>> start Data to process

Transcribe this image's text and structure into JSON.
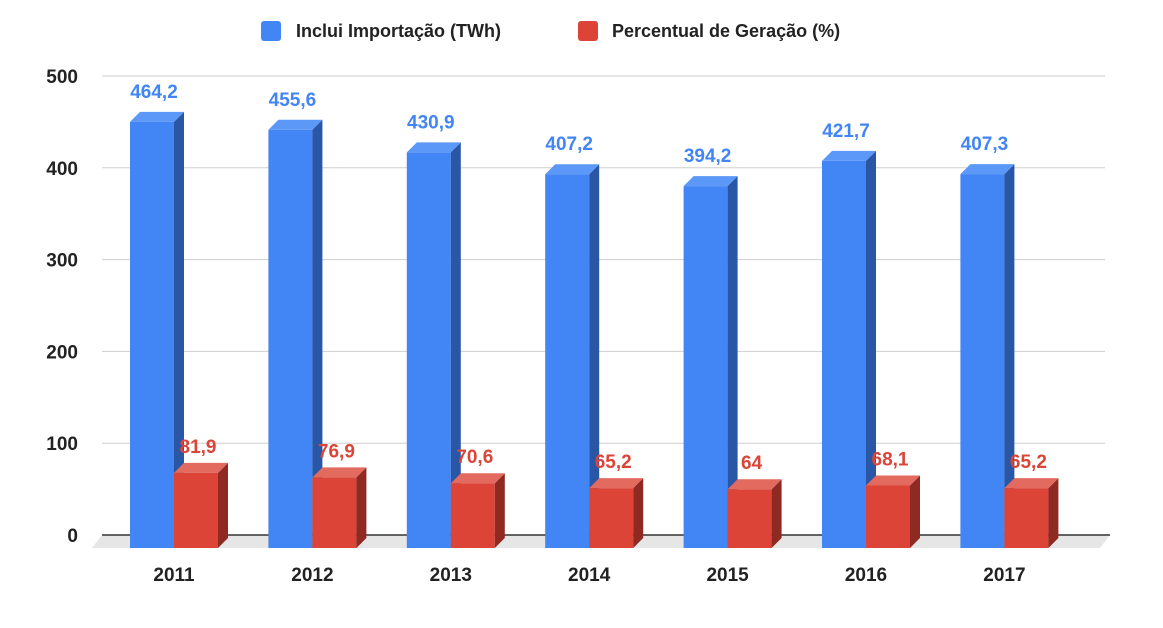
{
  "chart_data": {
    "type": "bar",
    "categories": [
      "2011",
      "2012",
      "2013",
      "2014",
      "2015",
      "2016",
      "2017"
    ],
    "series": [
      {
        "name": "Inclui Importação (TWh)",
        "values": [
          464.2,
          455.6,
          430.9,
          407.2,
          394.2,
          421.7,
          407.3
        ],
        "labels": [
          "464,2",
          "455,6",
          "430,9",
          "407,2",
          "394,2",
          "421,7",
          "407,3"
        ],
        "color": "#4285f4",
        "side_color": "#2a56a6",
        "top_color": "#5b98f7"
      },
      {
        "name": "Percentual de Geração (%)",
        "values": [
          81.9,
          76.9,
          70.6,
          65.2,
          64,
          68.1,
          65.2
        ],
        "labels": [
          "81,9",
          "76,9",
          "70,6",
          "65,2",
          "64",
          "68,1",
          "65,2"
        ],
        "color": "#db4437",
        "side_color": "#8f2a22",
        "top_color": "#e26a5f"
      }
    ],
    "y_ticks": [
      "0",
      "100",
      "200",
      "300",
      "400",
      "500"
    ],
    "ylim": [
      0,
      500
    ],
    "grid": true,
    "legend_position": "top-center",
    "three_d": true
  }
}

>> end Data to process
>> start Data to process

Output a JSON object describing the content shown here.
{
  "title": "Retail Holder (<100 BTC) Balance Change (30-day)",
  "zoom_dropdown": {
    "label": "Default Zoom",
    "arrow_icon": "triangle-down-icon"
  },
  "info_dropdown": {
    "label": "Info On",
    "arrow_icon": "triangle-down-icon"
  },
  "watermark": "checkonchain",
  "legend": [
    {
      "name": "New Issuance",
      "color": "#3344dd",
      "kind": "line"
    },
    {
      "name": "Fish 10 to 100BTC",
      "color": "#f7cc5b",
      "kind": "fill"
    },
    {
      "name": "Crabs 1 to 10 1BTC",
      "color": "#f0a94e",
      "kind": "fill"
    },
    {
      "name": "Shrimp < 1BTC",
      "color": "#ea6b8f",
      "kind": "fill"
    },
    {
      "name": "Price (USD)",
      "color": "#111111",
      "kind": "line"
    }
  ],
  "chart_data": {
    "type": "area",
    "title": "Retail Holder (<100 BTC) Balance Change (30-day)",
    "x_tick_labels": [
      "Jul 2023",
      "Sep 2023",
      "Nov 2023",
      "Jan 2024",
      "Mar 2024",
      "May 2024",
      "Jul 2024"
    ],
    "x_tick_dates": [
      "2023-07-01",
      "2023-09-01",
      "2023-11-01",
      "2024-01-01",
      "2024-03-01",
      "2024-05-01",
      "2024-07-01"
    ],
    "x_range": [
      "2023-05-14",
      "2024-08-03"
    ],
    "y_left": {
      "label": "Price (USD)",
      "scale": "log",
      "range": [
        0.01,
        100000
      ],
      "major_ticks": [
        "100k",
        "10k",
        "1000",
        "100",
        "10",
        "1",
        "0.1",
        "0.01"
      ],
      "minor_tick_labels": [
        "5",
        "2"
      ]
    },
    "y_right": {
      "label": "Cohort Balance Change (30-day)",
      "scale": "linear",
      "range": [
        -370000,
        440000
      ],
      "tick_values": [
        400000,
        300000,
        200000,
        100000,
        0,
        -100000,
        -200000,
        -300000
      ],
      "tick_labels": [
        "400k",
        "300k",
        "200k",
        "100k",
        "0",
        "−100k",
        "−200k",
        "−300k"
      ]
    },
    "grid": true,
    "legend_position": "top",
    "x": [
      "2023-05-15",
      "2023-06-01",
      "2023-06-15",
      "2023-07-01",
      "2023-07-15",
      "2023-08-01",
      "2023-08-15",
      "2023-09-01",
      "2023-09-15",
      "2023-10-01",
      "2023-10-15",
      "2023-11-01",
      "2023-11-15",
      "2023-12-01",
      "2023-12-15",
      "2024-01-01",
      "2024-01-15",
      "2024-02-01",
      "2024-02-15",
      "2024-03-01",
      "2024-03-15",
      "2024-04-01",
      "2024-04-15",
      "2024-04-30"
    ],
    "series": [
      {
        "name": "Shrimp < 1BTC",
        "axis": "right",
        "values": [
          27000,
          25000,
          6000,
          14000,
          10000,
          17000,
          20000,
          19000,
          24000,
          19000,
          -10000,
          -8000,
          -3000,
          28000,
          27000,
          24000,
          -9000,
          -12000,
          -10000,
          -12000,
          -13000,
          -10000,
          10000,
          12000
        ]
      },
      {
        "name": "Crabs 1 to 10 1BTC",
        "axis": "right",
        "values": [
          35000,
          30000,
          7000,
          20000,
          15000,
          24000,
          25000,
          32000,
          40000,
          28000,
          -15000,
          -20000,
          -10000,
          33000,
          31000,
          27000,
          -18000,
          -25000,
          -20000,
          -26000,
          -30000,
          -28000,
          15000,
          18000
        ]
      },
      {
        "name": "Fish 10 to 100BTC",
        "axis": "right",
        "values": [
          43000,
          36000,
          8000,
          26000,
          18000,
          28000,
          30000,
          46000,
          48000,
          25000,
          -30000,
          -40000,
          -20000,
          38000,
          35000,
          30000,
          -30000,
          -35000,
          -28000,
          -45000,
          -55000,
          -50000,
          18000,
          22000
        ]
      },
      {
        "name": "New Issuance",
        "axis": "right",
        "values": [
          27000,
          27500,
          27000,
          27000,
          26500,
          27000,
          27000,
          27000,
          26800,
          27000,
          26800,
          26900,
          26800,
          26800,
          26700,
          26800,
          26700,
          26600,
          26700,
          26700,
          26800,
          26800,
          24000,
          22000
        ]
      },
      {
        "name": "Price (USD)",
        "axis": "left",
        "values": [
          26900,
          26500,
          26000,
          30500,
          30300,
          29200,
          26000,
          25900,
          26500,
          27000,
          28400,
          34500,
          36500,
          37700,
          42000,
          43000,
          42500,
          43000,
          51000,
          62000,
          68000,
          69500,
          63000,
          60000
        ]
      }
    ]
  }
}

>> end Data to process

## Exercise directions
Where a line holds "title", copy that line.

## Exercise solution
  "title": "Retail Holder (<100 BTC) Balance Change (30-day)",
    "title": "Retail Holder (<100 BTC) Balance Change (30-day)",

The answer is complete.